## Exercise objective
Only a number is wanted: how many lines in these records contain the word "très"?

Start of Data

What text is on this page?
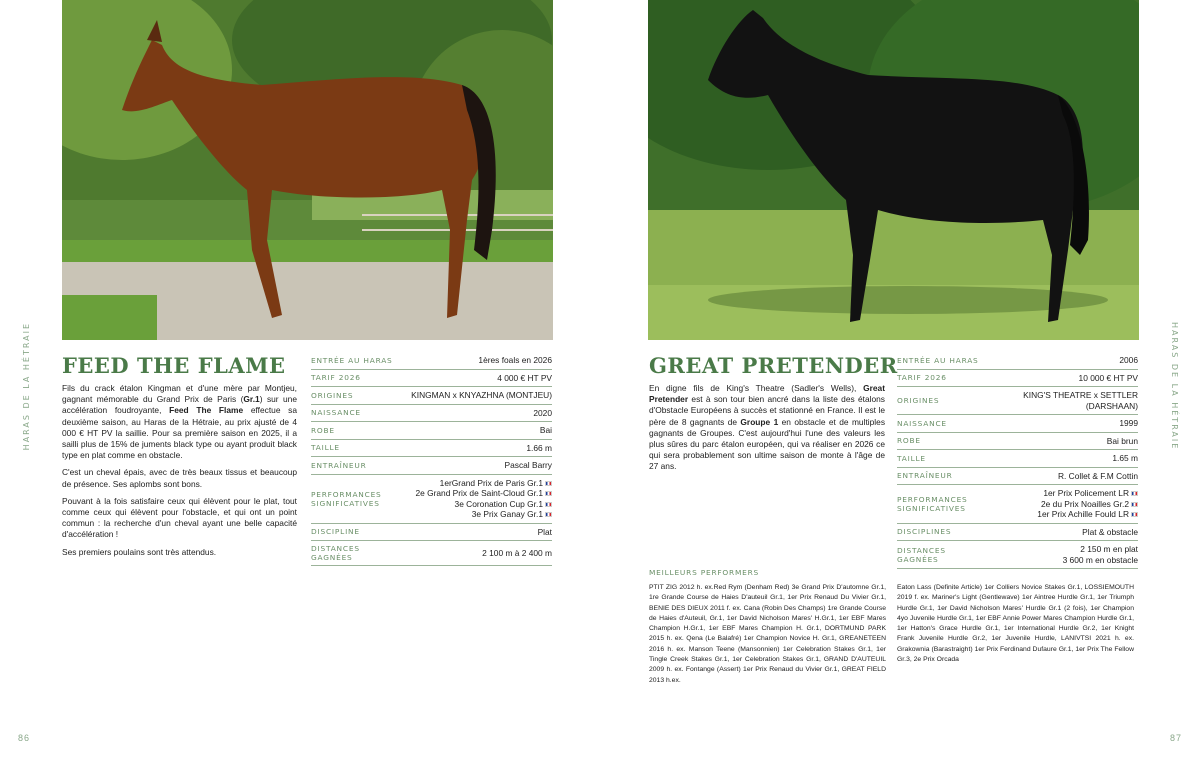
HARAS DE LA HÉTRAIE	HARAS DE LA HÉTRAIE
86	87
FEED THE FLAME

Fils du crack étalon Kingman et d'une mère par Montjeu, gagnant mémorable du Grand Prix de Paris (Gr.1) sur une accélération foudroyante, Feed The Flame effectue sa deuxième saison, au Haras de la Hétraie, au prix ajusté de 4 000 € HT PV la saillie. Pour sa première saison en 2025, il a sailli plus de 15% de juments black type ou ayant produit black type en plat comme en obstacle.

C'est un cheval épais, avec de très beaux tissus et beaucoup de présence. Ses aplombs sont bons.

Pouvant à la fois satisfaire ceux qui élèvent pour le plat, tout comme ceux qui élèvent pour l'obstacle, et qui ont un point commun : la recherche d'un cheval ayant une belle capacité d'accélération !

Ses premiers poulains sont très attendus.

ENTRÉE AU HARAS	1ères foals en 2026
TARIF 2026	4 000 € HT PV
ORIGINES	KINGMAN x KNYAZHNA (MONTJEU)
NAISSANCE	2020
ROBE	Bai
TAILLE	1.66 m
ENTRAÎNEUR	Pascal Barry
PERFORMANCES SIGNIFICATIVES
1erGrand Prix de Paris Gr.1
2e Grand Prix de Saint-Cloud Gr.1
3e Coronation Cup Gr.1
3e Prix Ganay Gr.1
DISCIPLINE	Plat
DISTANCES GAGNÉES	2 100 m à 2 400 m
GREAT PRETENDER

En digne fils de King's Theatre (Sadler's Wells), Great Pretender est à son tour bien ancré dans la liste des étalons d'Obstacle Européens à succès et stationné en France. Il est le père de 8 gagnants de Groupe 1 en obstacle et de multiples gagnants de Groupes. C'est aujourd'hui l'une des valeurs les plus sûres du parc étalon européen, qui va réaliser en 2026 ce qui sera probablement son ultime saison de monte à l'âge de 27 ans.

ENTRÉE AU HARAS	2006
TARIF 2026	10 000 € HT PV
ORIGINES
KING'S THEATRE x SETTLER
(DARSHAAN)
NAISSANCE	1999
ROBE	Bai brun
TAILLE	1.65 m
ENTRAÎNEUR	R. Collet & F.M Cottin
PERFORMANCES SIGNIFICATIVES
1er Prix Policement LR
2e du Prix Noailles Gr.2
1er Prix Achille Fould LR
DISCIPLINES	Plat & obstacle
DISTANCES GAGNÉES
2 150 m en plat
3 600 m en obstacle
MEILLEURS PERFORMERS
PTIT ZIG 2012 h. ex.Red Rym (Denham Red) 3e Grand Prix D'automne Gr.1, 1re Grande Course de Haies D'auteuil Gr.1, 1er Prix Renaud Du Vivier Gr.1, BENIE DES DIEUX 2011 f. ex. Cana (Robin Des Champs) 1re Grande Course de Haies d'Auteuil, Gr.1, 1er David Nicholson Mares' H.Gr.1, 1er EBF Mares Champion H.Gr.1, 1er EBF Mares Champion H. Gr.1, DORTMUND PARK 2015 h. ex. Qena (Le Balafré) 1er Champion Novice H. Gr.1, GREANETEEN 2016 h. ex. Manson Teene (Mansonnien) 1er Celebration Stakes Gr.1, 1er Tingle Creek Stakes Gr.1, 1er Celebration Stakes Gr.1, GRAND D'AUTEUIL 2009 h. ex. Fontange (Assert) 1er Prix Renaud du Vivier Gr.1, GREAT FIELD 2013 h.ex.
Eaton Lass (Definite Article) 1er Colliers Novice Stakes Gr.1, LOSSIEMOUTH 2019 f. ex. Mariner's Light (Gentlewave) 1er Aintree Hurdle Gr.1, 1er Triumph Hurdle Gr.1, 1er David Nicholson Mares' Hurdle Gr.1 (2 fois), 1er Champion 4yo Juvenile Hurdle Gr.1, 1er EBF Annie Power Mares Champion Hurdle Gr.1, 1er Hatton's Grace Hurdle Gr.1, 1er International Hurdle Gr.2, 1er Knight Frank Juvenile Hurdle Gr.2, 1er Juvenile Hurdle, LANIVTSI 2021 h. ex. Grakownia (Barastraight) 1er Prix Ferdinand Dufaure Gr.1, 1er Prix The Fellow Gr.3, 2e Prix Orcada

End of Data

## Worked solution
2